# [Requirements]
Repeat the listing in full, preserving every character.

# [Material provided]
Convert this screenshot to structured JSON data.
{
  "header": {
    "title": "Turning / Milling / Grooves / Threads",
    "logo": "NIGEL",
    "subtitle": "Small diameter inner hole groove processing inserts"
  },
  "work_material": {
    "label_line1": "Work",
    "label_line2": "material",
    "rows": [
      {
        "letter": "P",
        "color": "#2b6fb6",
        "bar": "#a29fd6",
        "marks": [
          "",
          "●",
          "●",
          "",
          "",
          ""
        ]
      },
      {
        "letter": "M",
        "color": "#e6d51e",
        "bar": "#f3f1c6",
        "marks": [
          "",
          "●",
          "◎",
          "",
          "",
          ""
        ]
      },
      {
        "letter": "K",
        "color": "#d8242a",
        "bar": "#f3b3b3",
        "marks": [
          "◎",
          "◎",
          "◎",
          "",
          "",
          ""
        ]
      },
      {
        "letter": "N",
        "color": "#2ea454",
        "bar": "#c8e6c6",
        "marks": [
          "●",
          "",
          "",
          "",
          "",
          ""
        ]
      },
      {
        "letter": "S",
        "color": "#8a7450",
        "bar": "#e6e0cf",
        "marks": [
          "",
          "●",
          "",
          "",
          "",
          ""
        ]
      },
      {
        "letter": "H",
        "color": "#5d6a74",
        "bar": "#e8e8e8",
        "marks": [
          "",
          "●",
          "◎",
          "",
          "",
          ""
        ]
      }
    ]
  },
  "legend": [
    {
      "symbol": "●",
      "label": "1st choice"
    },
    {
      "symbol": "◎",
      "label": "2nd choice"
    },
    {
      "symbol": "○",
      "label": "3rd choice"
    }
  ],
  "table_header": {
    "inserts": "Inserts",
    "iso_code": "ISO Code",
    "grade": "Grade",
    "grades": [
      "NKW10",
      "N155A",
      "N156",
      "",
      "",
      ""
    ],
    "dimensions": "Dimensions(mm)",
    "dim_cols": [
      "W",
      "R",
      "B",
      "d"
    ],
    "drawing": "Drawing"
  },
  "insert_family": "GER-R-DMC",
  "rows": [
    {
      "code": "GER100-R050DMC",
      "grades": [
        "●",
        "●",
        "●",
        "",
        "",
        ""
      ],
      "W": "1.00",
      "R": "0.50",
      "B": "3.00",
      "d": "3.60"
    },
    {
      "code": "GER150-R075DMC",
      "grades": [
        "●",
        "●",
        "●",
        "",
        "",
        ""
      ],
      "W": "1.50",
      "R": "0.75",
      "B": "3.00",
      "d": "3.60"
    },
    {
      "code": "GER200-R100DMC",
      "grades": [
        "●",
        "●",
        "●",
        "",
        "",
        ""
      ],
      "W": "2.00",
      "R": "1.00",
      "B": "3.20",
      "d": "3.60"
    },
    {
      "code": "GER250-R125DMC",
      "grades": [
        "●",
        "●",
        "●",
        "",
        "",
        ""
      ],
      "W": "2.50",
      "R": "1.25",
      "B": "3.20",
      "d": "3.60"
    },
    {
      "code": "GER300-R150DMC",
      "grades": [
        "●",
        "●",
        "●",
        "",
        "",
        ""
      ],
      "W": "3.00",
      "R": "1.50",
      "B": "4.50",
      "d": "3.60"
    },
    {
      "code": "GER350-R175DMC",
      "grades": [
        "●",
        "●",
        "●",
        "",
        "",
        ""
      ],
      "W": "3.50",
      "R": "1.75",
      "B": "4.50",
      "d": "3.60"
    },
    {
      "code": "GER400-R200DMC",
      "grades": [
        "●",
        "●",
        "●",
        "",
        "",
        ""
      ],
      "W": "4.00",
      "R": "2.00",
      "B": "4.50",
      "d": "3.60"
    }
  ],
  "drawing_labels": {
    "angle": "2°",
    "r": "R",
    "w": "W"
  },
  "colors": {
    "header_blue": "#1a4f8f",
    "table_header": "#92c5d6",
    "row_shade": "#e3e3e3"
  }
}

# [Full response]
Convert this screenshot to structured JSON data.
{
  "header": {
    "title": "Turning / Milling / Grooves / Threads",
    "logo": "NIGEL",
    "subtitle": "Small diameter inner hole groove processing inserts"
  },
  "work_material": {
    "label_line1": "Work",
    "label_line2": "material",
    "rows": [
      {
        "letter": "P",
        "color": "#2b6fb6",
        "bar": "#a29fd6",
        "marks": [
          "",
          "●",
          "●",
          "",
          "",
          ""
        ]
      },
      {
        "letter": "M",
        "color": "#e6d51e",
        "bar": "#f3f1c6",
        "marks": [
          "",
          "●",
          "◎",
          "",
          "",
          ""
        ]
      },
      {
        "letter": "K",
        "color": "#d8242a",
        "bar": "#f3b3b3",
        "marks": [
          "◎",
          "◎",
          "◎",
          "",
          "",
          ""
        ]
      },
      {
        "letter": "N",
        "color": "#2ea454",
        "bar": "#c8e6c6",
        "marks": [
          "●",
          "",
          "",
          "",
          "",
          ""
        ]
      },
      {
        "letter": "S",
        "color": "#8a7450",
        "bar": "#e6e0cf",
        "marks": [
          "",
          "●",
          "",
          "",
          "",
          ""
        ]
      },
      {
        "letter": "H",
        "color": "#5d6a74",
        "bar": "#e8e8e8",
        "marks": [
          "",
          "●",
          "◎",
          "",
          "",
          ""
        ]
      }
    ]
  },
  "legend": [
    {
      "symbol": "●",
      "label": "1st choice"
    },
    {
      "symbol": "◎",
      "label": "2nd choice"
    },
    {
      "symbol": "○",
      "label": "3rd choice"
    }
  ],
  "table_header": {
    "inserts": "Inserts",
    "iso_code": "ISO Code",
    "grade": "Grade",
    "grades": [
      "NKW10",
      "N155A",
      "N156",
      "",
      "",
      ""
    ],
    "dimensions": "Dimensions(mm)",
    "dim_cols": [
      "W",
      "R",
      "B",
      "d"
    ],
    "drawing": "Drawing"
  },
  "insert_family": "GER-R-DMC",
  "rows": [
    {
      "code": "GER100-R050DMC",
      "grades": [
        "●",
        "●",
        "●",
        "",
        "",
        ""
      ],
      "W": "1.00",
      "R": "0.50",
      "B": "3.00",
      "d": "3.60"
    },
    {
      "code": "GER150-R075DMC",
      "grades": [
        "●",
        "●",
        "●",
        "",
        "",
        ""
      ],
      "W": "1.50",
      "R": "0.75",
      "B": "3.00",
      "d": "3.60"
    },
    {
      "code": "GER200-R100DMC",
      "grades": [
        "●",
        "●",
        "●",
        "",
        "",
        ""
      ],
      "W": "2.00",
      "R": "1.00",
      "B": "3.20",
      "d": "3.60"
    },
    {
      "code": "GER250-R125DMC",
      "grades": [
        "●",
        "●",
        "●",
        "",
        "",
        ""
      ],
      "W": "2.50",
      "R": "1.25",
      "B": "3.20",
      "d": "3.60"
    },
    {
      "code": "GER300-R150DMC",
      "grades": [
        "●",
        "●",
        "●",
        "",
        "",
        ""
      ],
      "W": "3.00",
      "R": "1.50",
      "B": "4.50",
      "d": "3.60"
    },
    {
      "code": "GER350-R175DMC",
      "grades": [
        "●",
        "●",
        "●",
        "",
        "",
        ""
      ],
      "W": "3.50",
      "R": "1.75",
      "B": "4.50",
      "d": "3.60"
    },
    {
      "code": "GER400-R200DMC",
      "grades": [
        "●",
        "●",
        "●",
        "",
        "",
        ""
      ],
      "W": "4.00",
      "R": "2.00",
      "B": "4.50",
      "d": "3.60"
    }
  ],
  "drawing_labels": {
    "angle": "2°",
    "r": "R",
    "w": "W"
  },
  "colors": {
    "header_blue": "#1a4f8f",
    "table_header": "#92c5d6",
    "row_shade": "#e3e3e3"
  }
}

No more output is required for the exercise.